Write out the entries below once more, exactly, with the pictures left out.

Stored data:
* * *

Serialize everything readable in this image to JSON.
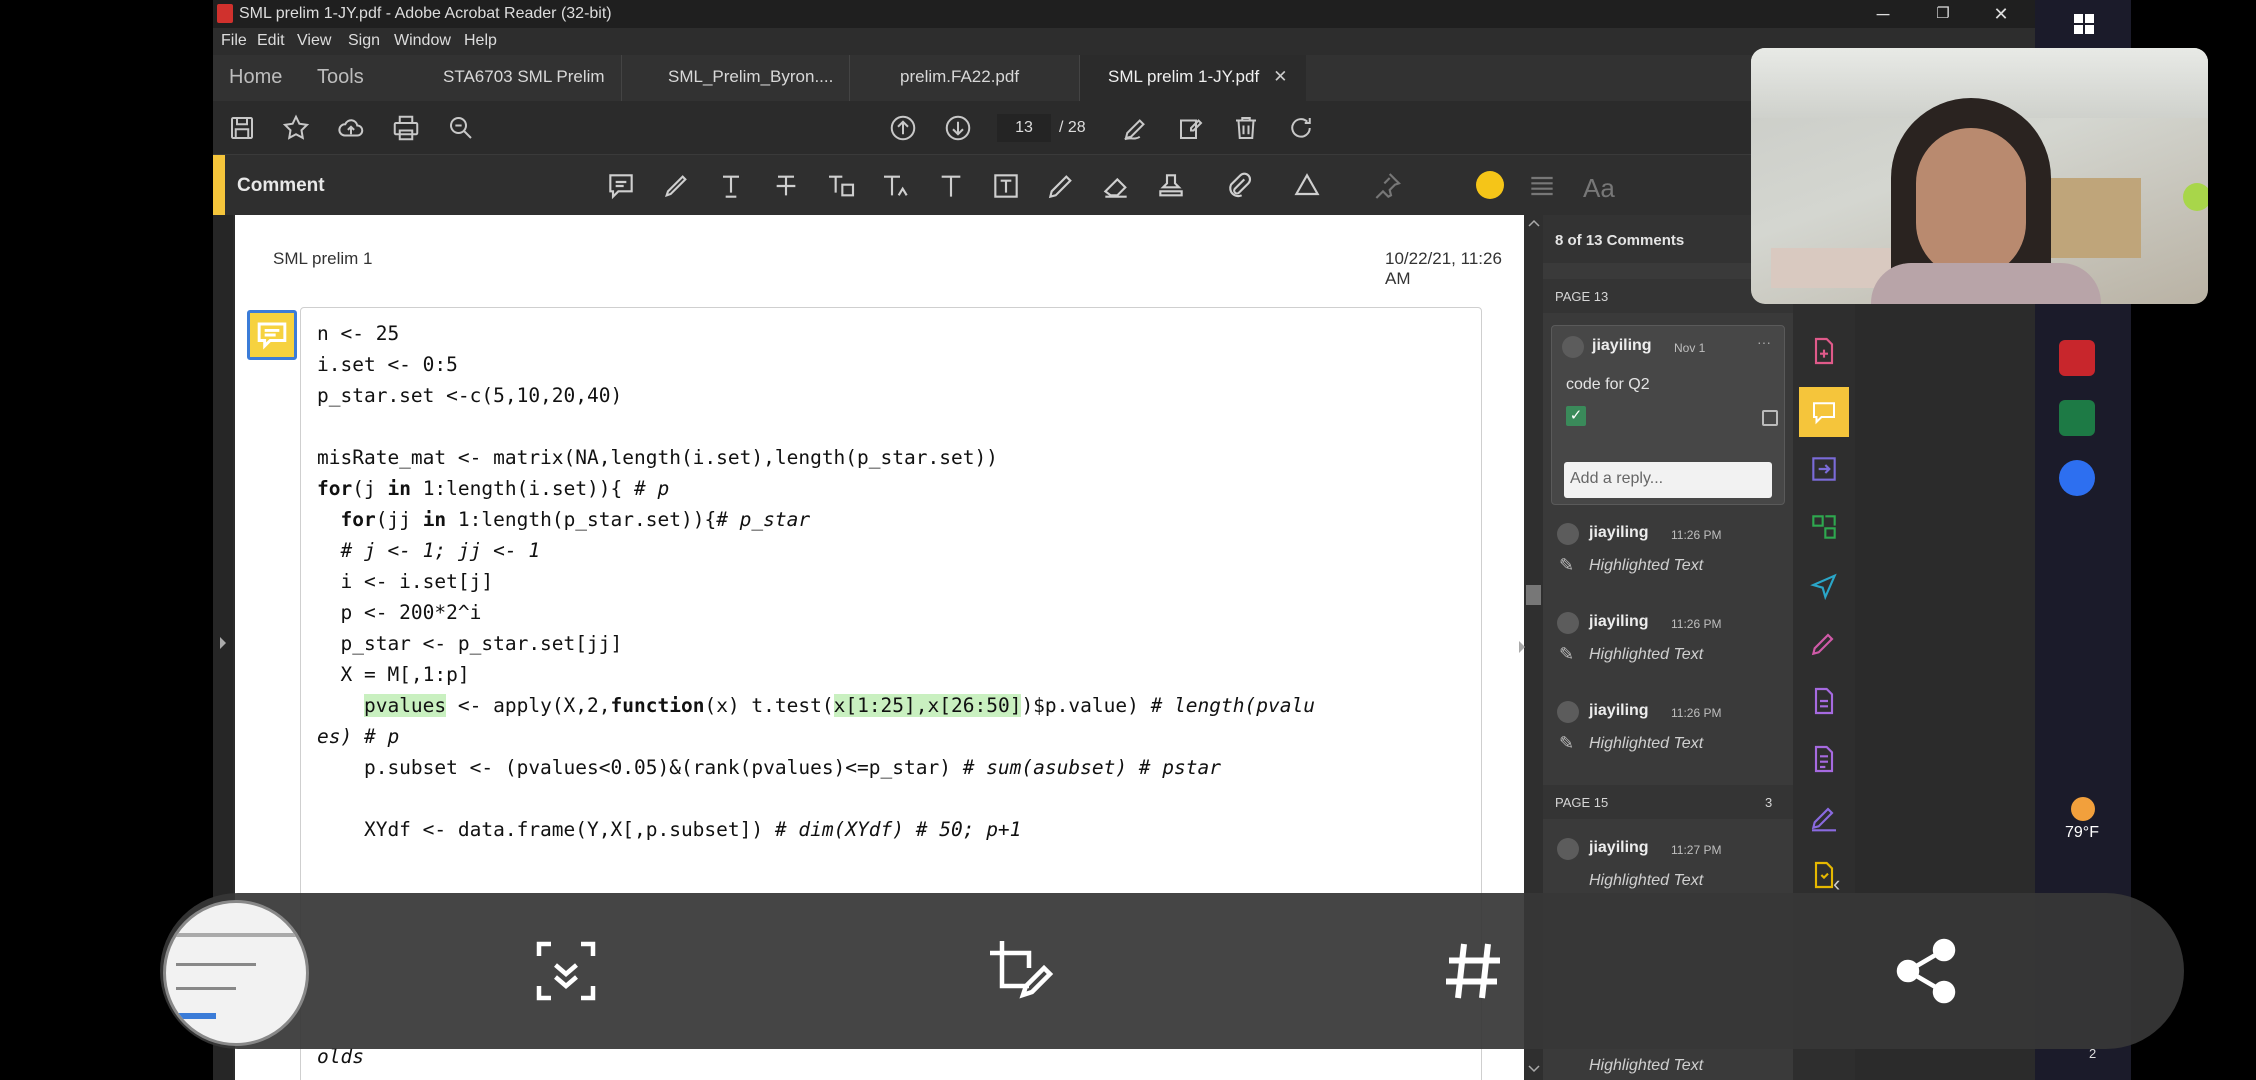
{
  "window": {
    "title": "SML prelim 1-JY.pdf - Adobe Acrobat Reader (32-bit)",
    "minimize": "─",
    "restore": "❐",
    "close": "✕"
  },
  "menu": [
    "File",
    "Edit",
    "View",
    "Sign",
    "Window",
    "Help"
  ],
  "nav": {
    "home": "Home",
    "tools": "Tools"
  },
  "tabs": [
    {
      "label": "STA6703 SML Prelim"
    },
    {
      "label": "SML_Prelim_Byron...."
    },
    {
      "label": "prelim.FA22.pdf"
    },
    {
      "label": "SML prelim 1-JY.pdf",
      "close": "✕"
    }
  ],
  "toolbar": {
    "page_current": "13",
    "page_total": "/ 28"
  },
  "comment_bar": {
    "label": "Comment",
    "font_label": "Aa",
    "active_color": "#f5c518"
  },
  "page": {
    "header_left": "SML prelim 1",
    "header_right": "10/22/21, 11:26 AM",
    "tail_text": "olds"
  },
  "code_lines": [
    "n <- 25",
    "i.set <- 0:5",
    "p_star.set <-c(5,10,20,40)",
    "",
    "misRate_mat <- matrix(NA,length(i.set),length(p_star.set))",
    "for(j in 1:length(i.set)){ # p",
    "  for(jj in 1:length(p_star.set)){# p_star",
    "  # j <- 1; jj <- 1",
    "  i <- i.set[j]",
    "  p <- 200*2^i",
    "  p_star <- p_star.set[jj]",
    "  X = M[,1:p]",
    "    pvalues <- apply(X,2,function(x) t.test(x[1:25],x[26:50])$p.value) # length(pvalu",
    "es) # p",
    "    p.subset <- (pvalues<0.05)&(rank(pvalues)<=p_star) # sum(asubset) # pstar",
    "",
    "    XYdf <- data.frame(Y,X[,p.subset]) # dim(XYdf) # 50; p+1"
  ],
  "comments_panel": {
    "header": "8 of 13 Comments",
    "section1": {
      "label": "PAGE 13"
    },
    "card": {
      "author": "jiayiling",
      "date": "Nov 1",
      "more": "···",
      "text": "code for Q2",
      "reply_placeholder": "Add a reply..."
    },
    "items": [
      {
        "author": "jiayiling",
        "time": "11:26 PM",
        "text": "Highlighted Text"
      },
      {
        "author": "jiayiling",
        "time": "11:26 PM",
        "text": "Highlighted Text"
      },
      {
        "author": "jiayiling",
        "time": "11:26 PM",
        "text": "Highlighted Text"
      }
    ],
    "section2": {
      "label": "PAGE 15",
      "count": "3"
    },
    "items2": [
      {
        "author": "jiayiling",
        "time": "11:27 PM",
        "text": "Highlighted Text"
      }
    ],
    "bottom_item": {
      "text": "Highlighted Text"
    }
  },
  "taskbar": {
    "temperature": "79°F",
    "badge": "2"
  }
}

* * *

- EXERCISE RESULT
Serialize everything readable in this image to JSON.
{
  "window": {
    "title": "SML prelim 1-JY.pdf - Adobe Acrobat Reader (32-bit)",
    "minimize": "─",
    "restore": "❐",
    "close": "✕"
  },
  "menu": [
    "File",
    "Edit",
    "View",
    "Sign",
    "Window",
    "Help"
  ],
  "nav": {
    "home": "Home",
    "tools": "Tools"
  },
  "tabs": [
    {
      "label": "STA6703 SML Prelim"
    },
    {
      "label": "SML_Prelim_Byron...."
    },
    {
      "label": "prelim.FA22.pdf"
    },
    {
      "label": "SML prelim 1-JY.pdf",
      "close": "✕"
    }
  ],
  "toolbar": {
    "page_current": "13",
    "page_total": "/ 28"
  },
  "comment_bar": {
    "label": "Comment",
    "font_label": "Aa",
    "active_color": "#f5c518"
  },
  "page": {
    "header_left": "SML prelim 1",
    "header_right": "10/22/21, 11:26 AM",
    "tail_text": "olds"
  },
  "code_lines": [
    "n <- 25",
    "i.set <- 0:5",
    "p_star.set <-c(5,10,20,40)",
    "",
    "misRate_mat <- matrix(NA,length(i.set),length(p_star.set))",
    "for(j in 1:length(i.set)){ # p",
    "  for(jj in 1:length(p_star.set)){# p_star",
    "  # j <- 1; jj <- 1",
    "  i <- i.set[j]",
    "  p <- 200*2^i",
    "  p_star <- p_star.set[jj]",
    "  X = M[,1:p]",
    "    pvalues <- apply(X,2,function(x) t.test(x[1:25],x[26:50])$p.value) # length(pvalu",
    "es) # p",
    "    p.subset <- (pvalues<0.05)&(rank(pvalues)<=p_star) # sum(asubset) # pstar",
    "",
    "    XYdf <- data.frame(Y,X[,p.subset]) # dim(XYdf) # 50; p+1"
  ],
  "comments_panel": {
    "header": "8 of 13 Comments",
    "section1": {
      "label": "PAGE 13"
    },
    "card": {
      "author": "jiayiling",
      "date": "Nov 1",
      "more": "···",
      "text": "code for Q2",
      "reply_placeholder": "Add a reply..."
    },
    "items": [
      {
        "author": "jiayiling",
        "time": "11:26 PM",
        "text": "Highlighted Text"
      },
      {
        "author": "jiayiling",
        "time": "11:26 PM",
        "text": "Highlighted Text"
      },
      {
        "author": "jiayiling",
        "time": "11:26 PM",
        "text": "Highlighted Text"
      }
    ],
    "section2": {
      "label": "PAGE 15",
      "count": "3"
    },
    "items2": [
      {
        "author": "jiayiling",
        "time": "11:27 PM",
        "text": "Highlighted Text"
      }
    ],
    "bottom_item": {
      "text": "Highlighted Text"
    }
  },
  "taskbar": {
    "temperature": "79°F",
    "badge": "2"
  }
}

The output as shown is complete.